DATASET RECORDS:
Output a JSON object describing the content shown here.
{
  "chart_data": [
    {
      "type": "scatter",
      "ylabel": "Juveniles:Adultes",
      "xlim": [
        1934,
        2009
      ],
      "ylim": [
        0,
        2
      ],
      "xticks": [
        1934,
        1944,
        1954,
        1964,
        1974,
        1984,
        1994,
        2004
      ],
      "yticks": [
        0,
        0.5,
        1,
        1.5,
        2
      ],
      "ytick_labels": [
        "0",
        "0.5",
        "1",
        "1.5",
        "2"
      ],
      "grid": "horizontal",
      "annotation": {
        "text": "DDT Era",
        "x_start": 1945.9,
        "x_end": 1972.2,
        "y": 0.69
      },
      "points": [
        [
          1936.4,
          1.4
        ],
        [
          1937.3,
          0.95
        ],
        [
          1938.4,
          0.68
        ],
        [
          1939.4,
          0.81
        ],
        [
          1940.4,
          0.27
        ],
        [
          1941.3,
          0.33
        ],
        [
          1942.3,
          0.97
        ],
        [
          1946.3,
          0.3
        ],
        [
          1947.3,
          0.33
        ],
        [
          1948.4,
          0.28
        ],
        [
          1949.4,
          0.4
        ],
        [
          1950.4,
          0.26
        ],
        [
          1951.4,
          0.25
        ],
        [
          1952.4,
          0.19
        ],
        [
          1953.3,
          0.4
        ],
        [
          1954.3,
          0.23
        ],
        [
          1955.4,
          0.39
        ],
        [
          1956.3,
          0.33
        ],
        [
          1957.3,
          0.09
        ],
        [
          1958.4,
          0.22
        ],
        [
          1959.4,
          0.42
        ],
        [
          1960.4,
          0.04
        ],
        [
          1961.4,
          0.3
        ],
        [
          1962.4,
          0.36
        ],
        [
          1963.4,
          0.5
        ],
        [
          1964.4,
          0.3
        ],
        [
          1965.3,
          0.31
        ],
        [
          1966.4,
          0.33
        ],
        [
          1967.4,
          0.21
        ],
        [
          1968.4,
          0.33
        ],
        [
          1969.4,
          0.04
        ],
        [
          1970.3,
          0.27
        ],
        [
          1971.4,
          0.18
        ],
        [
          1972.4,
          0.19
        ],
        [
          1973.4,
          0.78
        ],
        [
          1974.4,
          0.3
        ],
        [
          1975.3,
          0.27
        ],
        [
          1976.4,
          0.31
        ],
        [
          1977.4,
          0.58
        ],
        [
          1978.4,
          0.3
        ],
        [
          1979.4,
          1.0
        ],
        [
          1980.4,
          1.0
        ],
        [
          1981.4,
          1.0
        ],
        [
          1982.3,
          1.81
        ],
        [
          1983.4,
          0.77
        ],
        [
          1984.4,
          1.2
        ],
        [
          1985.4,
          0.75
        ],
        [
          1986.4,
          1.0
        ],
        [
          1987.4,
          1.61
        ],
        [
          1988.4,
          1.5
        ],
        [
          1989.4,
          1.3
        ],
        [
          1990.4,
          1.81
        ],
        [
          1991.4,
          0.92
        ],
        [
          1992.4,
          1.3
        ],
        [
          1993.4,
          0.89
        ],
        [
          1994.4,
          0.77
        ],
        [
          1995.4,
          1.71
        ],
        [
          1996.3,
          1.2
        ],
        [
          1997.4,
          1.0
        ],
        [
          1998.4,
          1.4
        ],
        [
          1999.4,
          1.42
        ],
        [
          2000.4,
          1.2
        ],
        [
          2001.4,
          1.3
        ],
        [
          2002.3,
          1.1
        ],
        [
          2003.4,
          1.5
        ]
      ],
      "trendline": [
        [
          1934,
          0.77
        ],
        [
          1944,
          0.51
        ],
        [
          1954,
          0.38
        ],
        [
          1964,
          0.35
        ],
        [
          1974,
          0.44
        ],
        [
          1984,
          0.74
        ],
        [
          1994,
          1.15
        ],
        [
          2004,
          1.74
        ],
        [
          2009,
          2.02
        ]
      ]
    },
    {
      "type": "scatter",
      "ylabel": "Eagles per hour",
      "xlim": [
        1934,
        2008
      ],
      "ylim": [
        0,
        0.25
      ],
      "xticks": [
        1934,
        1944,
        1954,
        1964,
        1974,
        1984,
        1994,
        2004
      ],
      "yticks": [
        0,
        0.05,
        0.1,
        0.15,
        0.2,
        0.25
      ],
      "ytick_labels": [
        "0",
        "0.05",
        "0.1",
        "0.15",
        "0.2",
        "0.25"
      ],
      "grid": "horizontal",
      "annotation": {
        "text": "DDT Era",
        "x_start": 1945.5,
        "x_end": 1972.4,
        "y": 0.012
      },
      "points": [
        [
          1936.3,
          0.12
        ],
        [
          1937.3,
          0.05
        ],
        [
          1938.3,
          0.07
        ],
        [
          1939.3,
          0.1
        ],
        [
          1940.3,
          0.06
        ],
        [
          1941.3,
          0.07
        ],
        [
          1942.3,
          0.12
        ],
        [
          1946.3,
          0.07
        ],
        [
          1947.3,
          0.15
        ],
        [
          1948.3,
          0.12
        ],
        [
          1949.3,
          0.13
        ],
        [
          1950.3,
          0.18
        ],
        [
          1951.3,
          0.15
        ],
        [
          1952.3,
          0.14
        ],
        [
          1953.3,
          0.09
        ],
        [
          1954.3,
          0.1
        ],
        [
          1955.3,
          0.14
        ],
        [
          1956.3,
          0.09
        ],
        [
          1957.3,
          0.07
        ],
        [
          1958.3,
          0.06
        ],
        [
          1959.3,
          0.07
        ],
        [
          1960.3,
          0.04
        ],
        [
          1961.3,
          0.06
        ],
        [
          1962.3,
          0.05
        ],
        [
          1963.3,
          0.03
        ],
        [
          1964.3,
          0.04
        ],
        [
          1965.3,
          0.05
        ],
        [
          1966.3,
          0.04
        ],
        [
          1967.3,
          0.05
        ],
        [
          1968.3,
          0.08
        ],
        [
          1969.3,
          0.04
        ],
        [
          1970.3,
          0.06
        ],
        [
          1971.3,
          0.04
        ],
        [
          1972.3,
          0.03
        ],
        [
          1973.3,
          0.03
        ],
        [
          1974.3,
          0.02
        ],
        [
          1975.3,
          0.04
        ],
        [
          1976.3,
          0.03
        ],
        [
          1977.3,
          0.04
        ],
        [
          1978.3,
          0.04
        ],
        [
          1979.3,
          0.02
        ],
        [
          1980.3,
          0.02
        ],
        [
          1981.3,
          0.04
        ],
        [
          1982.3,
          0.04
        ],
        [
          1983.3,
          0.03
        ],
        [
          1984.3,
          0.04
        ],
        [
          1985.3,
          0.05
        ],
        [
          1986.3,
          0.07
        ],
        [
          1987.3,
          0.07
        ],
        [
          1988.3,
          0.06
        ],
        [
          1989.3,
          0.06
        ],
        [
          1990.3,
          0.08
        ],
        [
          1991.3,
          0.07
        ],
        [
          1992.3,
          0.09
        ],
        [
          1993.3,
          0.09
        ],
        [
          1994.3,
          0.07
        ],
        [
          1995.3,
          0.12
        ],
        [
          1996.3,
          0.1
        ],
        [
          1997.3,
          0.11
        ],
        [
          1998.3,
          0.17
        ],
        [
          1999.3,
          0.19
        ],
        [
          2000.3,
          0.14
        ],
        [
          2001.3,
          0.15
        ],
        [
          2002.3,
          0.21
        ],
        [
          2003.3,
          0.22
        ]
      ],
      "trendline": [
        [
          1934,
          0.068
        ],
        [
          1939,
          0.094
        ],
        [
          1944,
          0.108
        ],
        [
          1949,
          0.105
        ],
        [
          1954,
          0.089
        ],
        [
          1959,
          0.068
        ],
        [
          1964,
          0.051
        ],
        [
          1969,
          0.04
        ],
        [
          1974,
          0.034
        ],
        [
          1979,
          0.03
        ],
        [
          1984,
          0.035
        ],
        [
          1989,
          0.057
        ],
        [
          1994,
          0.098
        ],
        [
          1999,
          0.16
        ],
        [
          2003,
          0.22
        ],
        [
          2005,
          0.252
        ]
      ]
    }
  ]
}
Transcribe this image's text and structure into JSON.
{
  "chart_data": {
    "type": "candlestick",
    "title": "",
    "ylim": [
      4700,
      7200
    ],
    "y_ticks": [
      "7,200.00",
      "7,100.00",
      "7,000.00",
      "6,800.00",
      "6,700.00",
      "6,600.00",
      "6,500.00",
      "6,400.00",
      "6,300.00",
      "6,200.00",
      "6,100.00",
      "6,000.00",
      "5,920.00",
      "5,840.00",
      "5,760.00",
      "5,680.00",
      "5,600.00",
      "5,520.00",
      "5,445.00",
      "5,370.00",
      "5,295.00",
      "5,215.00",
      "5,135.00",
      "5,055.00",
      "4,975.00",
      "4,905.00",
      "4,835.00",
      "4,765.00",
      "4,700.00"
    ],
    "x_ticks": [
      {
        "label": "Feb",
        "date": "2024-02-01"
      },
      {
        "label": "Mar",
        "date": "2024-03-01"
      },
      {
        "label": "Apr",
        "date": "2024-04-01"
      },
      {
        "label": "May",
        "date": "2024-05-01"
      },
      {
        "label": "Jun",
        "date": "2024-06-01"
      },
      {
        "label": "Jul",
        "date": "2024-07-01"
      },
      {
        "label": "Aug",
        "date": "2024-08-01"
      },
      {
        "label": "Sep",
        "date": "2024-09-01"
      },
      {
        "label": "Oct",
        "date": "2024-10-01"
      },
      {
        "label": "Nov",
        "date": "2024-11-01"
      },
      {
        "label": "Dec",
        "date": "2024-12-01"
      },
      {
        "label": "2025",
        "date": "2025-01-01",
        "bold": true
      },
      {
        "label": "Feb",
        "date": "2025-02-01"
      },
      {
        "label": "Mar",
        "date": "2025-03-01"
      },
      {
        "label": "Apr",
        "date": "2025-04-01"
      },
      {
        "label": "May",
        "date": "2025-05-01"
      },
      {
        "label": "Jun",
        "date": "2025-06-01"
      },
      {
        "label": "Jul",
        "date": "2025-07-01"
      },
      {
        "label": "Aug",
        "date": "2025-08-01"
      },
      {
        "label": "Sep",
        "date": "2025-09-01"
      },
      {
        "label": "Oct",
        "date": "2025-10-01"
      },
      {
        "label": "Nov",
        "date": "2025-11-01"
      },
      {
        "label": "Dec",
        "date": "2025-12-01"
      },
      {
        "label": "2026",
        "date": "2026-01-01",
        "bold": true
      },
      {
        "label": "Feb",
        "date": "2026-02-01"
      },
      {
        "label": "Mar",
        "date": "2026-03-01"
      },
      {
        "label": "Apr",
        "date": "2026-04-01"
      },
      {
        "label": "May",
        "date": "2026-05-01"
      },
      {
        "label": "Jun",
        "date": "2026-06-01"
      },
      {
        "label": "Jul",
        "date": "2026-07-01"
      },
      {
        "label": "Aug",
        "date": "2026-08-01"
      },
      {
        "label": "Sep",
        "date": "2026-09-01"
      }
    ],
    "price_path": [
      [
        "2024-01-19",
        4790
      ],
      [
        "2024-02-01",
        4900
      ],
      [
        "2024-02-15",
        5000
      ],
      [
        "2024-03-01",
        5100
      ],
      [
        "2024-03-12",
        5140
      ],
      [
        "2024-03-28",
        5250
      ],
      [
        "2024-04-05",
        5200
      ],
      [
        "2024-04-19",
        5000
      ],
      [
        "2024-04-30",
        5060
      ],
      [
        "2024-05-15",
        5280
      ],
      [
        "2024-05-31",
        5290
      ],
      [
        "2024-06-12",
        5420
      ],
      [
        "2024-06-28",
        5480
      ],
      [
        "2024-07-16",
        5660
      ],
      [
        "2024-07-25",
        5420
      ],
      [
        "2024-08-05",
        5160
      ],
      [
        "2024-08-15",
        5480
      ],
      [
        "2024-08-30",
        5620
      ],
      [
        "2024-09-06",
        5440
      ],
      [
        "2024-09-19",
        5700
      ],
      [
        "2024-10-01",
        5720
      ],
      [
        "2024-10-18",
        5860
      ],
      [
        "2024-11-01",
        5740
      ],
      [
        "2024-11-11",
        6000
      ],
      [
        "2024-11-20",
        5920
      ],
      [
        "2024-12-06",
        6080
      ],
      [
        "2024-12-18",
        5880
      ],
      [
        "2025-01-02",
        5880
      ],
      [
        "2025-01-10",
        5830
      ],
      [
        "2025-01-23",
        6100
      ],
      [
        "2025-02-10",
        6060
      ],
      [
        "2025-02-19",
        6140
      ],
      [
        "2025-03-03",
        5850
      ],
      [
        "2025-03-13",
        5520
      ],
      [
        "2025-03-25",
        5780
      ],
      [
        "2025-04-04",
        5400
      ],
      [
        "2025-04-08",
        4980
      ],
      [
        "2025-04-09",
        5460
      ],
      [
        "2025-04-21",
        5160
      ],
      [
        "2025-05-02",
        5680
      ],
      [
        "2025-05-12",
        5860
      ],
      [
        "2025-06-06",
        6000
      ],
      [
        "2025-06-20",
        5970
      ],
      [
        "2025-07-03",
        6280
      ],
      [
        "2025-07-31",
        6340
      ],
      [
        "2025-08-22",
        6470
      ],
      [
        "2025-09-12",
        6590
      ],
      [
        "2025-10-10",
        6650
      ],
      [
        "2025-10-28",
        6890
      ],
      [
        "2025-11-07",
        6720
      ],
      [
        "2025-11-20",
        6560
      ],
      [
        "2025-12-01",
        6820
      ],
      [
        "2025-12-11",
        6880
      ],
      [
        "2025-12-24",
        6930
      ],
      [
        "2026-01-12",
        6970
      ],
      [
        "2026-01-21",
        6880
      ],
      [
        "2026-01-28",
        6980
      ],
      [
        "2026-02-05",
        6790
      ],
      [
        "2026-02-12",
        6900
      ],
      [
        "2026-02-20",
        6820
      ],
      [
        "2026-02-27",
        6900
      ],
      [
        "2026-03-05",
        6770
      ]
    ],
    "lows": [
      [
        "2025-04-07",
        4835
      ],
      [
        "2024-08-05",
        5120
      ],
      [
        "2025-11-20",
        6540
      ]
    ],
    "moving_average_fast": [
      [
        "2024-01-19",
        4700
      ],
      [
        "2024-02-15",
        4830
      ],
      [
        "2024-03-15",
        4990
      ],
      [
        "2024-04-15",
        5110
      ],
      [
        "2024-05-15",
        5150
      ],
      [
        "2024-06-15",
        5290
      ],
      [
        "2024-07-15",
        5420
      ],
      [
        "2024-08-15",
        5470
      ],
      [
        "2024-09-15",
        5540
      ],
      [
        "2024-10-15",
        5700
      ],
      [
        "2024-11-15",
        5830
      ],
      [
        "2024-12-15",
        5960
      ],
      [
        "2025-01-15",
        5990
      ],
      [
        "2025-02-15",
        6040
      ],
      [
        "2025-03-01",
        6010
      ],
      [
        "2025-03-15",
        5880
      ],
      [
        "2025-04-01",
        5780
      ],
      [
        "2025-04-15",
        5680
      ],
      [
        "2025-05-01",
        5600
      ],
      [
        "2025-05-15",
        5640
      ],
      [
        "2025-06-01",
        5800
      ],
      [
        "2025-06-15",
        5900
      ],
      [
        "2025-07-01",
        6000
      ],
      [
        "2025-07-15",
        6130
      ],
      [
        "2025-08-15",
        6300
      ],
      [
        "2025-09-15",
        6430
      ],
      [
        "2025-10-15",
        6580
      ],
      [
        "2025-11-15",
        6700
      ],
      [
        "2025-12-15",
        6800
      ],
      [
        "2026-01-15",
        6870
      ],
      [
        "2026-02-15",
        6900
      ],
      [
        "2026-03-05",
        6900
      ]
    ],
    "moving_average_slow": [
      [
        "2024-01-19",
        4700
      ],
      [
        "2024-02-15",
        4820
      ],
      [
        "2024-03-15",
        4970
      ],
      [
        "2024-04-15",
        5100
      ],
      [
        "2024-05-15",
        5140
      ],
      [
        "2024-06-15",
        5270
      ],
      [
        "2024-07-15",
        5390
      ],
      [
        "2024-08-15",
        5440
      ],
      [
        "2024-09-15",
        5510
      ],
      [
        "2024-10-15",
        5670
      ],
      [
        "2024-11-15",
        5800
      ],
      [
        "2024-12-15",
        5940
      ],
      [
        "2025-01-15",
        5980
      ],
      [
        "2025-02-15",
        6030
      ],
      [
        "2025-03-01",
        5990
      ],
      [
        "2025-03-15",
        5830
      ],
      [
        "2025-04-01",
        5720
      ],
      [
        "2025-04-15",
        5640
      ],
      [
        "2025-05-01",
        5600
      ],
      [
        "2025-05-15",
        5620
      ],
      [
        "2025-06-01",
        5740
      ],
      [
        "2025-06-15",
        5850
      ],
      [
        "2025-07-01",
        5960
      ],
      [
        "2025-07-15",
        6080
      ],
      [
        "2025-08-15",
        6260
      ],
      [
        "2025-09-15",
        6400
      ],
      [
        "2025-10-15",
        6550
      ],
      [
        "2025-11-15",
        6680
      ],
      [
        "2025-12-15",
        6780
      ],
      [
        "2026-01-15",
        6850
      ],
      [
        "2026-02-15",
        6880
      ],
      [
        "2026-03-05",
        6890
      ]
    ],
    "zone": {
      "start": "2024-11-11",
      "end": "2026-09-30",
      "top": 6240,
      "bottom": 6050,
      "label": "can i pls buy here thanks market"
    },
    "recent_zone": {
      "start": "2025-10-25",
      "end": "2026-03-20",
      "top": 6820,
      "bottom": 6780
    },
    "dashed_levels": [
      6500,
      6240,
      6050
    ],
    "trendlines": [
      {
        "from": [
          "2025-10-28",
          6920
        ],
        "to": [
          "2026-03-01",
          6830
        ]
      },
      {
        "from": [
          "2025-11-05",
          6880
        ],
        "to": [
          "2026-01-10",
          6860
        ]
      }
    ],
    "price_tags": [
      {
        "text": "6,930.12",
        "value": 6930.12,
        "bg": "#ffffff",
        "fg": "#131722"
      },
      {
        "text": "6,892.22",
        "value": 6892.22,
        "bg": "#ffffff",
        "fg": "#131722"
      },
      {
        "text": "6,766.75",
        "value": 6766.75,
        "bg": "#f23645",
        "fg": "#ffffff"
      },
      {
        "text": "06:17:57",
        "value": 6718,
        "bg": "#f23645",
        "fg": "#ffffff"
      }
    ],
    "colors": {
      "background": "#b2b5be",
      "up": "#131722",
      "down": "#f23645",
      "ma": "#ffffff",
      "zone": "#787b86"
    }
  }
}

WRITTEN TASK: Take each line of the material that contains the word "JSON" and list it.

ANSWER TO THE PROBLEM:
Output a JSON object describing the content shown here.
Transcribe this image's text and structure into JSON.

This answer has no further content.